[start DATA IN THIS EXERCISE]
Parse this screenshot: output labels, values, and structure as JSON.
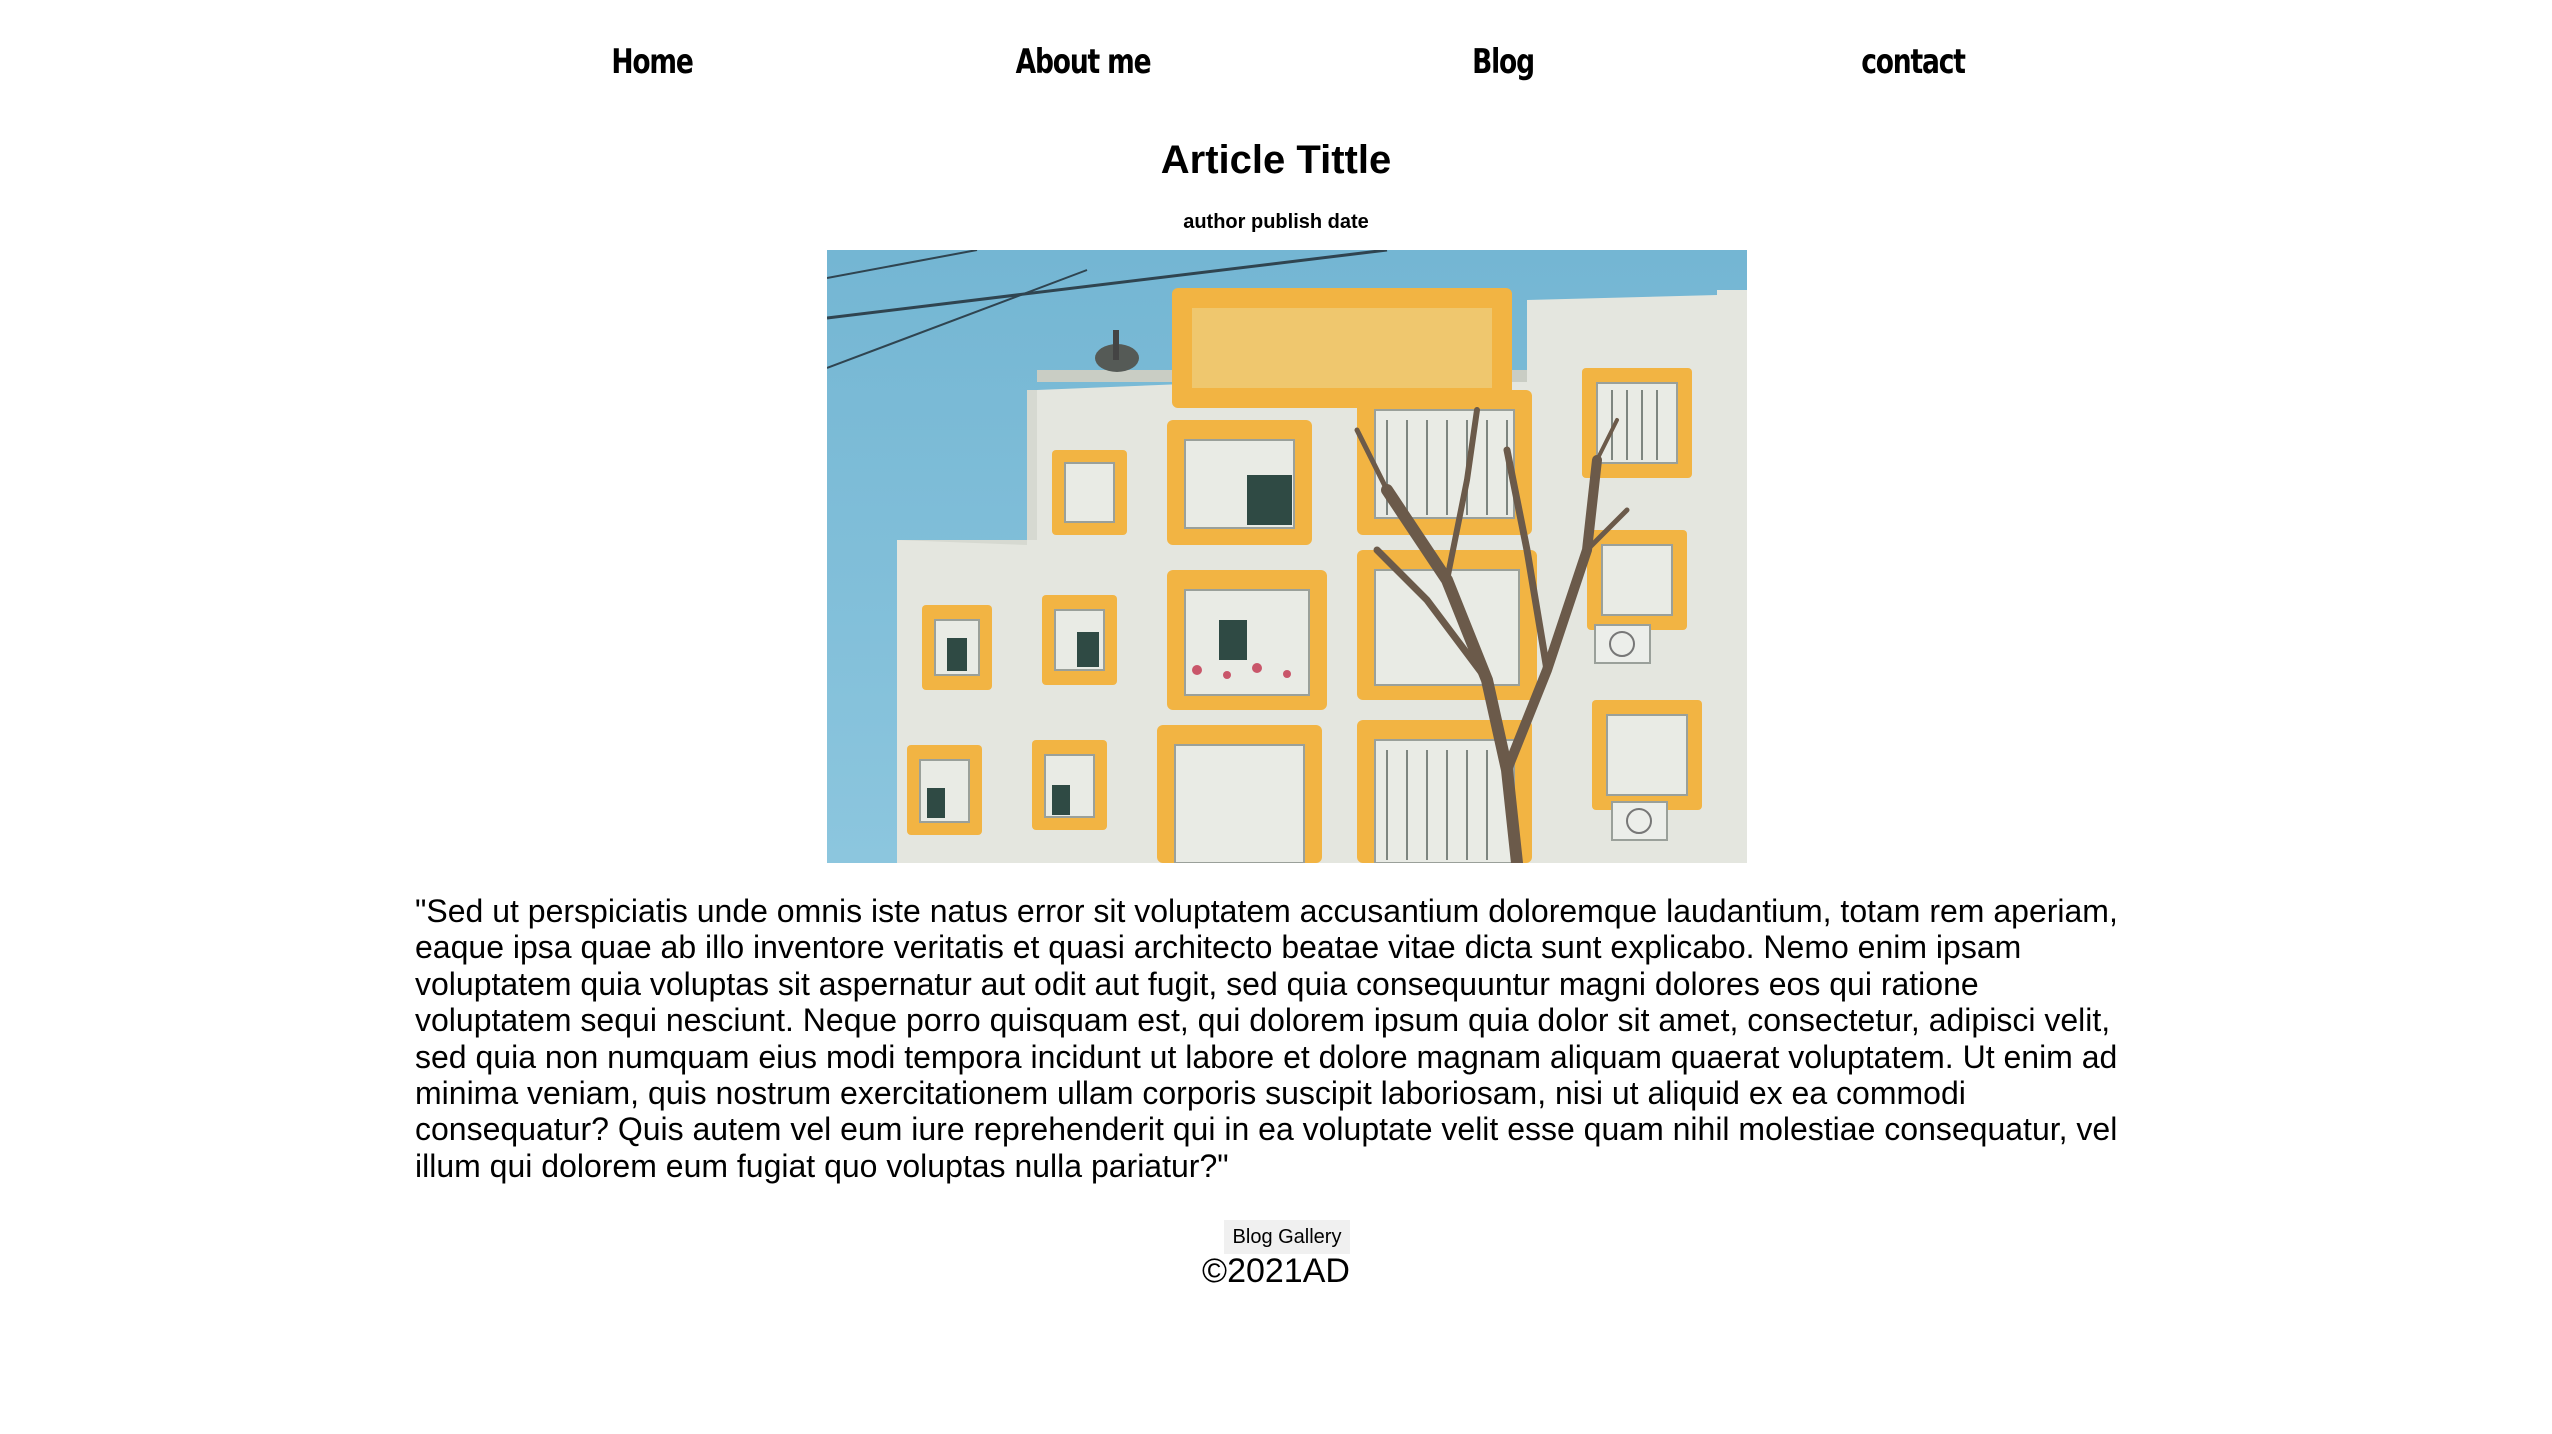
{
  "nav": {
    "items": [
      {
        "label": "Home"
      },
      {
        "label": "About me"
      },
      {
        "label": "Blog"
      },
      {
        "label": "contact"
      }
    ]
  },
  "article": {
    "title": "Article Tittle",
    "meta": "author publish date",
    "body": "\"Sed ut perspiciatis unde omnis iste natus error sit voluptatem accusantium doloremque laudantium, totam rem aperiam, eaque ipsa quae ab illo inventore veritatis et quasi architecto beatae vitae dicta sunt explicabo. Nemo enim ipsam voluptatem quia voluptas sit aspernatur aut odit aut fugit, sed quia consequuntur magni dolores eos qui ratione voluptatem sequi nesciunt. Neque porro quisquam est, qui dolorem ipsum quia dolor sit amet, consectetur, adipisci velit, sed quia non numquam eius modi tempora incidunt ut labore et dolore magnam aliquam quaerat voluptatem. Ut enim ad minima veniam, quis nostrum exercitationem ullam corporis suscipit laboriosam, nisi ut aliquid ex ea commodi consequatur? Quis autem vel eum iure reprehenderit qui in ea voluptate velit esse quam nihil molestiae consequatur, vel illum qui dolorem eum fugiat quo voluptas nulla pariatur?\""
  },
  "footer": {
    "gallery_button": "Blog Gallery",
    "copyright": "©2021AD"
  },
  "colors": {
    "sky": "#7dbbd6",
    "wall": "#e6e8e2",
    "frame": "#f2b443",
    "window": "#3d4a48",
    "tree": "#6b5a4a"
  }
}
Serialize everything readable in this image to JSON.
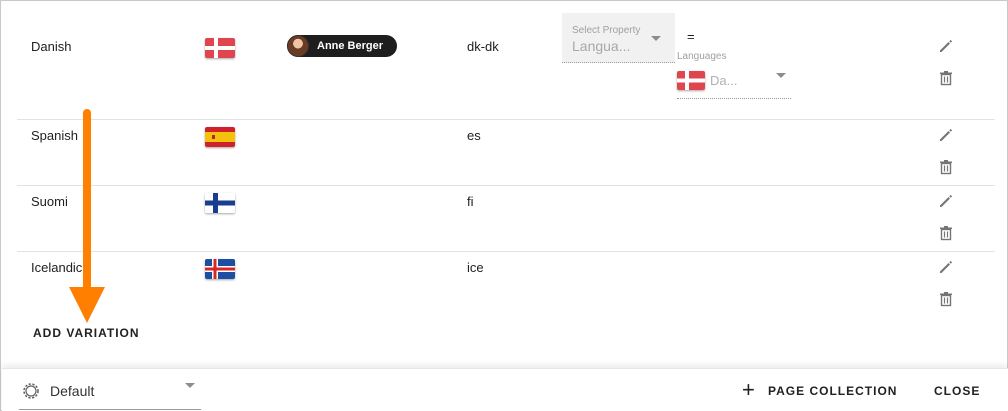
{
  "rows": [
    {
      "name": "Danish",
      "code": "dk-dk",
      "flag": "denmark"
    },
    {
      "name": "Spanish",
      "code": "es",
      "flag": "spain"
    },
    {
      "name": "Suomi",
      "code": "fi",
      "flag": "finland"
    },
    {
      "name": "Icelandic",
      "code": "ice",
      "flag": "iceland"
    }
  ],
  "filter": {
    "user_chip": "Anne Berger",
    "property_label": "Select Property",
    "property_value": "Langua...",
    "operator": "=",
    "languages_label": "Languages",
    "languages_value": "Da..."
  },
  "add_variation": "ADD VARIATION",
  "footer": {
    "default_label": "Default",
    "page_collection": "PAGE COLLECTION",
    "close": "CLOSE"
  },
  "colors": {
    "annotation_arrow": "#ff7f00",
    "chip_bg": "#1e1e1e"
  }
}
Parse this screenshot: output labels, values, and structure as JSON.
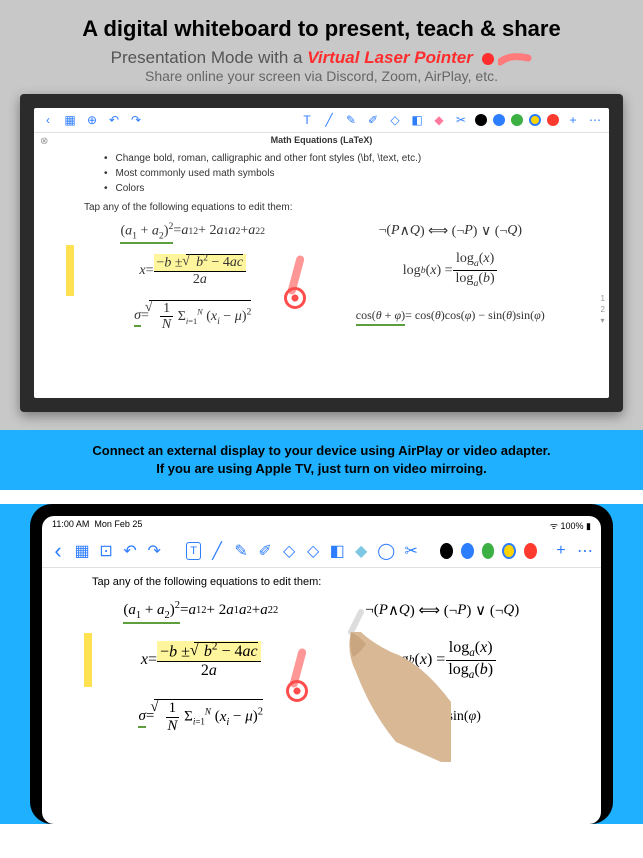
[end DATA IN THIS EXERCISE]
All of the data needs repeating exactly, but the pictures do not.

Parse this screenshot: output labels, values, and structure as JSON.
{
  "nav": {
    "items": [
      {
        "label": "Home"
      },
      {
        "label": "About me"
      },
      {
        "label": "Blog"
      },
      {
        "label": "contact"
      }
    ]
  },
  "article": {
    "title": "Article Tittle",
    "meta": "author publish date",
    "body": "\"Sed ut perspiciatis unde omnis iste natus error sit voluptatem accusantium doloremque laudantium, totam rem aperiam, eaque ipsa quae ab illo inventore veritatis et quasi architecto beatae vitae dicta sunt explicabo. Nemo enim ipsam voluptatem quia voluptas sit aspernatur aut odit aut fugit, sed quia consequuntur magni dolores eos qui ratione voluptatem sequi nesciunt. Neque porro quisquam est, qui dolorem ipsum quia dolor sit amet, consectetur, adipisci velit, sed quia non numquam eius modi tempora incidunt ut labore et dolore magnam aliquam quaerat voluptatem. Ut enim ad minima veniam, quis nostrum exercitationem ullam corporis suscipit laboriosam, nisi ut aliquid ex ea commodi consequatur? Quis autem vel eum iure reprehenderit qui in ea voluptate velit esse quam nihil molestiae consequatur, vel illum qui dolorem eum fugiat quo voluptas nulla pariatur?\""
  },
  "footer": {
    "gallery_button": "Blog Gallery",
    "copyright": "©2021AD"
  },
  "colors": {
    "sky": "#7dbbd6",
    "wall": "#e6e8e2",
    "frame": "#f2b443",
    "window": "#3d4a48",
    "tree": "#6b5a4a"
  }
}
Serialize everything readable in this image to JSON.
{
  "rows": [
    {
      "name": "Danish",
      "code": "dk-dk",
      "flag": "denmark"
    },
    {
      "name": "Spanish",
      "code": "es",
      "flag": "spain"
    },
    {
      "name": "Suomi",
      "code": "fi",
      "flag": "finland"
    },
    {
      "name": "Icelandic",
      "code": "ice",
      "flag": "iceland"
    }
  ],
  "filter": {
    "user_chip": "Anne Berger",
    "property_label": "Select Property",
    "property_value": "Langua...",
    "operator": "=",
    "languages_label": "Languages",
    "languages_value": "Da..."
  },
  "add_variation": "ADD VARIATION",
  "footer": {
    "default_label": "Default",
    "page_collection": "PAGE COLLECTION",
    "close": "CLOSE"
  },
  "colors": {
    "annotation_arrow": "#ff7f00",
    "chip_bg": "#1e1e1e"
  }
}
Parse this screenshot: output labels, values, and structure as JSON.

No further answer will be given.